• TEXTAUSZUG:
##############################
Rüdiger Schmitt-Beck
1. Einleitung
Zusammenfassung
Allgemeine, gleiche und freie Wahlen auf der Basis des offenen, über Argumente ausgetragenen pluralistischen Wettbewerbs gehören zu den konstitutiven Merkmalen der repräsentativen Demokratie. Sie sind das wichtigste Medium, durch das Führungsämter besetzt und die politischen Eliten legitimiert werden, und sollen gewährleisten, daß die politische Willensbildung an die Interessen und Prioritäten der Bürger rückgebunden bleibt. In der Gestalt des Instruments periodisch abgehaltener Wahlen ist die Bedingung der Möglichkeit einer regelmäßigen Selbstkorrektur des politischen Entscheidungsprozesses institutionalisiert, die nach Maßgabe der Präferenzen der Bürger erfolgt. Dieses Korrektiv kann freilich nur funktionieren, wenn es auch einen Bezug zum politischen Geschehen hat.
##############################
[Datensätze zur Bereichsannotation]
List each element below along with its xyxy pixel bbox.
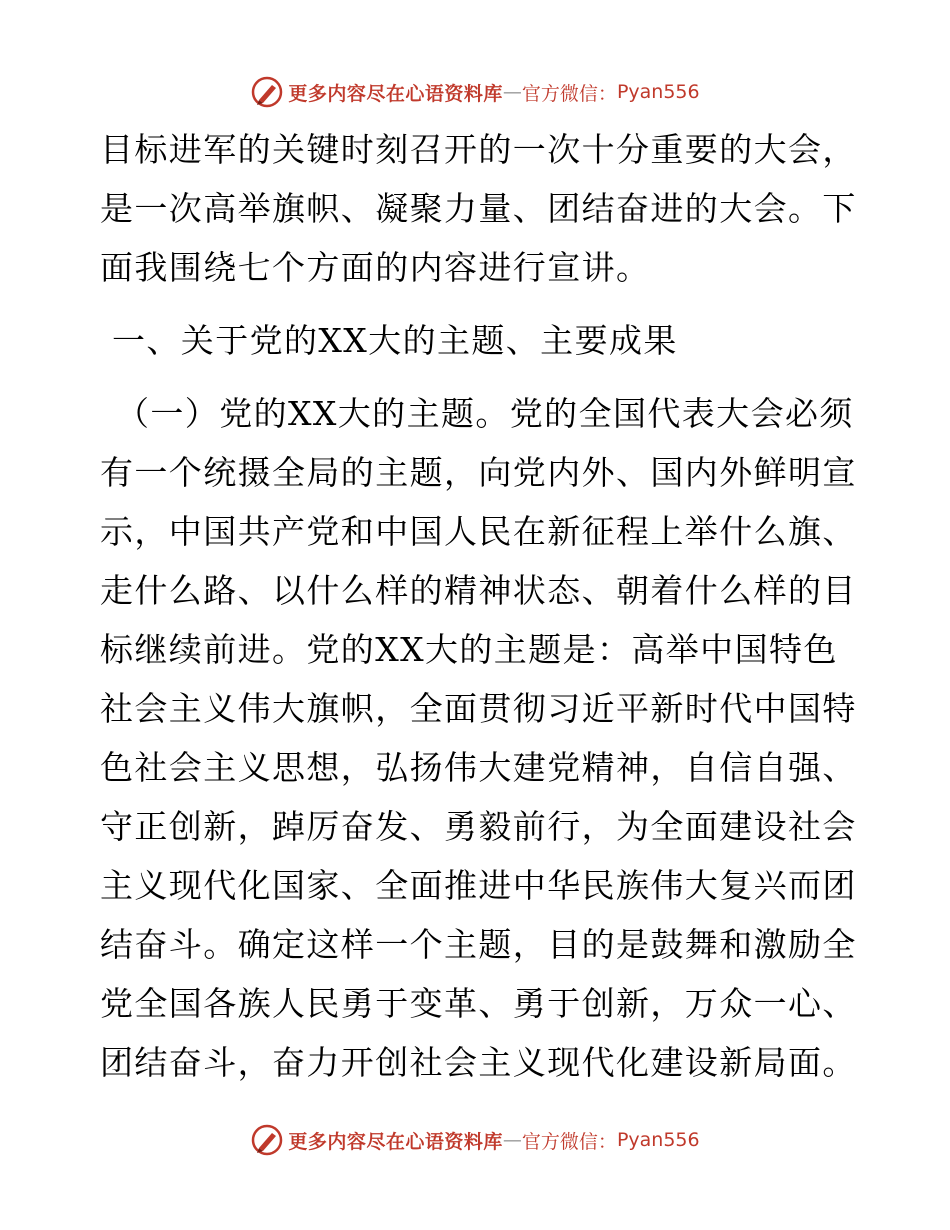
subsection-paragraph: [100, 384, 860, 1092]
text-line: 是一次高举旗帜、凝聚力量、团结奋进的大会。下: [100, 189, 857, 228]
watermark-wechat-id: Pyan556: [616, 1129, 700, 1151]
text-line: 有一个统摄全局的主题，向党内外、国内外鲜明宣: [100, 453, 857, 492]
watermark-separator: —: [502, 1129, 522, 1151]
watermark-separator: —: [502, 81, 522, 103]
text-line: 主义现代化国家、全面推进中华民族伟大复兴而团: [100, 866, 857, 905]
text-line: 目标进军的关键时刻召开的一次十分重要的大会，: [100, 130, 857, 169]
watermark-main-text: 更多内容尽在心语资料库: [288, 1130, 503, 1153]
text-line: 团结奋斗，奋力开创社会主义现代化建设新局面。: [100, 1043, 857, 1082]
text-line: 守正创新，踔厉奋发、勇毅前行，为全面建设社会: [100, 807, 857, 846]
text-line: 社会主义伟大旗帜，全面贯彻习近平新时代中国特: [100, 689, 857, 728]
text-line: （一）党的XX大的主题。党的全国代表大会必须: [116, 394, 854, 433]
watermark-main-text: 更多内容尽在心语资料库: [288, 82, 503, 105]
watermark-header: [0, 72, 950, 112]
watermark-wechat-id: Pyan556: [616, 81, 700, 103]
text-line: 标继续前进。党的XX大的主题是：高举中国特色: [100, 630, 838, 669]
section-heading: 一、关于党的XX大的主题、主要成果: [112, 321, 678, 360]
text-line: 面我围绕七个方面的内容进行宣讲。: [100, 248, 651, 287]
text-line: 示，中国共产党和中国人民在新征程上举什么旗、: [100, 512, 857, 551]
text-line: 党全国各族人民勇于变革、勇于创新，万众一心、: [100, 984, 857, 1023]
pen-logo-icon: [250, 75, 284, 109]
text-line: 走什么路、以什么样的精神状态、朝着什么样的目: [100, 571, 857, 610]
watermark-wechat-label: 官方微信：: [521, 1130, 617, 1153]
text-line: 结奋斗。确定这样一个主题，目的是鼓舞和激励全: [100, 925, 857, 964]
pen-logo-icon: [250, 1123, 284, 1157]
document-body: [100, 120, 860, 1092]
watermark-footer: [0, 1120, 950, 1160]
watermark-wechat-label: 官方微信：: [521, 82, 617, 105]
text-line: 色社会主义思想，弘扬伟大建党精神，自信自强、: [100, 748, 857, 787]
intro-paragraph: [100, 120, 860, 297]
##############################
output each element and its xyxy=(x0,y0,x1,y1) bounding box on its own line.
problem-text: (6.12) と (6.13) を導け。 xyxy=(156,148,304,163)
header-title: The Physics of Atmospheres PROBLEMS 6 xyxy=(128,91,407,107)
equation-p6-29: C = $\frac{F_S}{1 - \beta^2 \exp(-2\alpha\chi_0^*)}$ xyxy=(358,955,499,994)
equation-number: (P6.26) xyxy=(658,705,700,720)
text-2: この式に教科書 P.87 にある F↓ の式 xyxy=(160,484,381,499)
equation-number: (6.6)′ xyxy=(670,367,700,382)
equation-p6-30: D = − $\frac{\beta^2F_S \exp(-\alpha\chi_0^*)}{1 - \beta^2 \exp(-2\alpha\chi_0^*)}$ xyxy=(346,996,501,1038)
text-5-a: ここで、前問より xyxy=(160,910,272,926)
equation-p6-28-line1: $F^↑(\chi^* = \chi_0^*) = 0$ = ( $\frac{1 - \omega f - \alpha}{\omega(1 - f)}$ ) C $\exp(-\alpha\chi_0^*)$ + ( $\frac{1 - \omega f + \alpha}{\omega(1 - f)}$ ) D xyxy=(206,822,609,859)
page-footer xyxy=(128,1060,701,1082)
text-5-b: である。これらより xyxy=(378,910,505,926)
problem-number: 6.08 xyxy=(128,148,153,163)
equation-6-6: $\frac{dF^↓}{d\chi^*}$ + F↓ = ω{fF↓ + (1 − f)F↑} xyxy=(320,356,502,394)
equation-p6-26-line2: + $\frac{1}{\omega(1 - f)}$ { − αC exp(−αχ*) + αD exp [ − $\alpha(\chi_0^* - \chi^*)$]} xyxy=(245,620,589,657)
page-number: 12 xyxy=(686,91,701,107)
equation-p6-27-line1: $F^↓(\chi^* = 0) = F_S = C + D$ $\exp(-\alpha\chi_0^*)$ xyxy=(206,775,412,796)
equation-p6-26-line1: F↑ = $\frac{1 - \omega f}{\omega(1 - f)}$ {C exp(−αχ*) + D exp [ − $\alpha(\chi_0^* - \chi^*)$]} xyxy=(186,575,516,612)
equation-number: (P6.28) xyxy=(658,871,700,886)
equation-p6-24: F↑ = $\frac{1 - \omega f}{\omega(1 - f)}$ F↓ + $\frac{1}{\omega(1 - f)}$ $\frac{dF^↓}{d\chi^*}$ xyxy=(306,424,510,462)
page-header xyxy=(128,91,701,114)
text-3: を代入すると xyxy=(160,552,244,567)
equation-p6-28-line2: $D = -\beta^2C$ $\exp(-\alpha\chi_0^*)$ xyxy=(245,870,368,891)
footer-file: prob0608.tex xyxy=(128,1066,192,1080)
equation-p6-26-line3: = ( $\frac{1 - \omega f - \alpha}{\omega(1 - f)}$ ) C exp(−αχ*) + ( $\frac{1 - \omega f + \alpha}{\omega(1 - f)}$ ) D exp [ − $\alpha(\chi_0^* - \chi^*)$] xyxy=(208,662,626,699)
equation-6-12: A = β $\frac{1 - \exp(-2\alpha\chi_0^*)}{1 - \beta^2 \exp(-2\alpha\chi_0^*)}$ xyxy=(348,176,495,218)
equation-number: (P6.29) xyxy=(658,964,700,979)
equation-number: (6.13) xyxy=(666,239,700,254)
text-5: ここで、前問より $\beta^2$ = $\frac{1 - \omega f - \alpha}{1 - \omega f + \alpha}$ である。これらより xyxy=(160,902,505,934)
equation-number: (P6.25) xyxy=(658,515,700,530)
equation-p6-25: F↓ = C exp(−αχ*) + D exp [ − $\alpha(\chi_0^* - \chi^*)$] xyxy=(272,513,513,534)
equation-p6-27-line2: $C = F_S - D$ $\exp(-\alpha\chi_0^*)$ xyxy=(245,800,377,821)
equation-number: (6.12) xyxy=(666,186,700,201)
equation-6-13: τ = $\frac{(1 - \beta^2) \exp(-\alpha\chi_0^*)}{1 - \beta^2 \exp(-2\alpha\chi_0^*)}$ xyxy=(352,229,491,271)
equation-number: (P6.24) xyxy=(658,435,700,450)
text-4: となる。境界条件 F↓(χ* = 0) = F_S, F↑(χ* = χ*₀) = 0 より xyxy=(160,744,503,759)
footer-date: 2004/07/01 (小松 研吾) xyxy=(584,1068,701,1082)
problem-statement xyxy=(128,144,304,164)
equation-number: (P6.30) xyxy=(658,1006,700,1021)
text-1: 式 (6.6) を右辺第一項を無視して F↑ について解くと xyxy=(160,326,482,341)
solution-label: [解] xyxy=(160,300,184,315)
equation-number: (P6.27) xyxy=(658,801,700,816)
##############################
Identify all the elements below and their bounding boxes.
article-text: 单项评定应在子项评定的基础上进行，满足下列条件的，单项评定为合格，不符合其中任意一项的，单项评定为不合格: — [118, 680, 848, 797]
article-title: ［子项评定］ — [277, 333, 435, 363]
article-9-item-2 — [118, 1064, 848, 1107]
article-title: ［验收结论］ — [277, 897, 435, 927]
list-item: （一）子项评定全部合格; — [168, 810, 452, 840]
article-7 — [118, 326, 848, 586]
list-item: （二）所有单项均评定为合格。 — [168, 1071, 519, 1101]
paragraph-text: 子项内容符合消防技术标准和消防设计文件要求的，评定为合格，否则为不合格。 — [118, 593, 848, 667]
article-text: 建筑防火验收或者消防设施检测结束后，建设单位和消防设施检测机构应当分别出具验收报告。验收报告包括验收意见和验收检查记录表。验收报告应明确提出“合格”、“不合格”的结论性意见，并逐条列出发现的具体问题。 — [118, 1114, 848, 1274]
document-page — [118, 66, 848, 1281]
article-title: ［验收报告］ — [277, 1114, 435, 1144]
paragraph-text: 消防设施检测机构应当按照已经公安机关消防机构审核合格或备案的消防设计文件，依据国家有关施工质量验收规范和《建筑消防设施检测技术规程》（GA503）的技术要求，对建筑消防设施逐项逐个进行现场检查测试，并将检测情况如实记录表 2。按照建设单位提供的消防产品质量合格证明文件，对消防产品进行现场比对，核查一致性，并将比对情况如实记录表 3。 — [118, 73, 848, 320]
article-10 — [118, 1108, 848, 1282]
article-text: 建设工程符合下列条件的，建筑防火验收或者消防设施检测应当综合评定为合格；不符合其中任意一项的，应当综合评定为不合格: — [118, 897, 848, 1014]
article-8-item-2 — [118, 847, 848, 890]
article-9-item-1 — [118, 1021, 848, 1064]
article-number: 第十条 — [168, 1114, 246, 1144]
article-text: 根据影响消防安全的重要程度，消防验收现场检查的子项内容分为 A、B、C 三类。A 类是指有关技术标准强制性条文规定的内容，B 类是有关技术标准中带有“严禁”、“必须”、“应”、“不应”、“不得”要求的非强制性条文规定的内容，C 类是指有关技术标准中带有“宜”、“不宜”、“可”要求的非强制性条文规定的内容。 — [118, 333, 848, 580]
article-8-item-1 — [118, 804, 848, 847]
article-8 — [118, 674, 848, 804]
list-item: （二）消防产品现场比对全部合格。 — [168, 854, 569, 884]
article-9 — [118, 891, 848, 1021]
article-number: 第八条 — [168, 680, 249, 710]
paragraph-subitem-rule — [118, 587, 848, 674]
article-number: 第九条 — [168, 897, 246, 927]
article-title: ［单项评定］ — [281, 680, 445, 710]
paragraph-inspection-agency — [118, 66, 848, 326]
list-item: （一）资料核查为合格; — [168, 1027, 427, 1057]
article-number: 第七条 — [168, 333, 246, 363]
##############################
• AUFGABEN:
1. Was sind Wahlen laut dem Text über Wahlen in der Demokratie für die Besetzung von Führungsämtern?
2. Zählen Sie alle Eigenschaften auf, die der Text über Wahlen in der Demokratie im ersten Satz des Absatzes „Allgemeine, gleiche und freie Wahlen“ dem pluralistischen Wettbewerb zuschreibt.
3. Führen Sie den Text über Wahlen in der Demokratie nach dem Satz „Dieses Korrektiv kann freilich nur funktionieren, wenn es auch einen Bezug zum politischen Geschehen hat.“ fort.
Die Datensätze haben einen anderen Ursprung als der Textauszug.

• LÖSUNGEN:
1. Das wichtigste Medium, durch das Führungsämter besetzt und die politischen Eliten legitimiert werden.

2. offen, über Argumente ausgetragen

3.
Rüdiger Schmitt-Beck
2. Ein altes neues Thema: Informationen und Wählerverhalten in westlichen Demokratien
Zusammenfassung
“Mass Political Behavior: Is There More to Learn?” — So lautet der provokante Titel einer jüngeren Bilanz des Forschungsstandes der Wahlsoziologie (Dunleavy 1990). In der Tat wird man schwerlich bestreiten können, daß dieser Zweig der Politikwissenschaft in den vergangenen Jahrzehnten einen hohen Kenntnisstand erreicht hat. Er verfügt über einen etablierten Theorienkanon und der Stand der Methodenentwicklung ist hoch. Der Fundus an qualitativ hochwertiger, kumulativer Forschung ist kaum überschaubar; neuere Übersichtsarbeiten legen hiervon Zeugnis ab (Dennis 1991; Dalton/Wattenberg 1993; Bürklin/Klein 1998; Roth 1998). Gleichwohl sind aber durchaus noch Fragen offen, die der intensiveren Bearbeitung harren. Dabei geht es weniger darum, die Erklärungskraft wahlsoziologischer Modelle noch um weitere entscheidende Grade zu verbessern; hierfür gibt es wohl kaum noch Spielräume. Aber über die individuellen Entscheidungsprozesse, welche zur Entstehung von Wahlentscheidungen fuhren, und über die Art und Weise, wie diese mit den Charakteristika der politischen und sozialen Umwelten interagieren, in welche die einzelnen Wähler eingebettet sind, ist noch relativ wenig bekannt (Lau 1986: 121; Rivers 1988: 737). Von besonderem Interesse ist in diesem Zusammenhang nicht zuletzt auch die Frage, inwieweit die Entscheidungen verschiedener Wählergruppen auf dieselbe oder aber auf systematisch unterschiedliche Weise zustande kommen (Rivers 1988).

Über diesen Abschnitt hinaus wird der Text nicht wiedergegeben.